● **Do this**
Extract all of the entries and set them down verbatim.

(Stored data)
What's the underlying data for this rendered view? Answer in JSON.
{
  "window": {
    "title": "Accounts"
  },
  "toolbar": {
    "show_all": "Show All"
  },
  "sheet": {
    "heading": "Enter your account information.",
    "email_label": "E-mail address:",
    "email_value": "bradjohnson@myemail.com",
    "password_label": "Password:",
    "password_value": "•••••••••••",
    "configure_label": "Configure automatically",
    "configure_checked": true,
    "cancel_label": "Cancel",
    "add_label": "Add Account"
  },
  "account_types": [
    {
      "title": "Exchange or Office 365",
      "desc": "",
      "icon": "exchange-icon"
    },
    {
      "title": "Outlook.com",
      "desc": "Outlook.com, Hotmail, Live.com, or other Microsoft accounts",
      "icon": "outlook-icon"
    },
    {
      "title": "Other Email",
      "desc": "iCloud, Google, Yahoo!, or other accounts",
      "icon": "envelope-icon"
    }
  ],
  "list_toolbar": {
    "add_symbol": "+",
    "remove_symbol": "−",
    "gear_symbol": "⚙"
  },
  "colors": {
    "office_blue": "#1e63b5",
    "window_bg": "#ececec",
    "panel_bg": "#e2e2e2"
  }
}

● **Task output**
What's the underlying data for this rendered view? Answer in JSON.
{
  "window": {
    "title": "Accounts"
  },
  "toolbar": {
    "show_all": "Show All"
  },
  "sheet": {
    "heading": "Enter your account information.",
    "email_label": "E-mail address:",
    "email_value": "bradjohnson@myemail.com",
    "password_label": "Password:",
    "password_value": "•••••••••••",
    "configure_label": "Configure automatically",
    "configure_checked": true,
    "cancel_label": "Cancel",
    "add_label": "Add Account"
  },
  "account_types": [
    {
      "title": "Exchange or Office 365",
      "desc": "",
      "icon": "exchange-icon"
    },
    {
      "title": "Outlook.com",
      "desc": "Outlook.com, Hotmail, Live.com, or other Microsoft accounts",
      "icon": "outlook-icon"
    },
    {
      "title": "Other Email",
      "desc": "iCloud, Google, Yahoo!, or other accounts",
      "icon": "envelope-icon"
    }
  ],
  "list_toolbar": {
    "add_symbol": "+",
    "remove_symbol": "−",
    "gear_symbol": "⚙"
  },
  "colors": {
    "office_blue": "#1e63b5",
    "window_bg": "#ececec",
    "panel_bg": "#e2e2e2"
  }
}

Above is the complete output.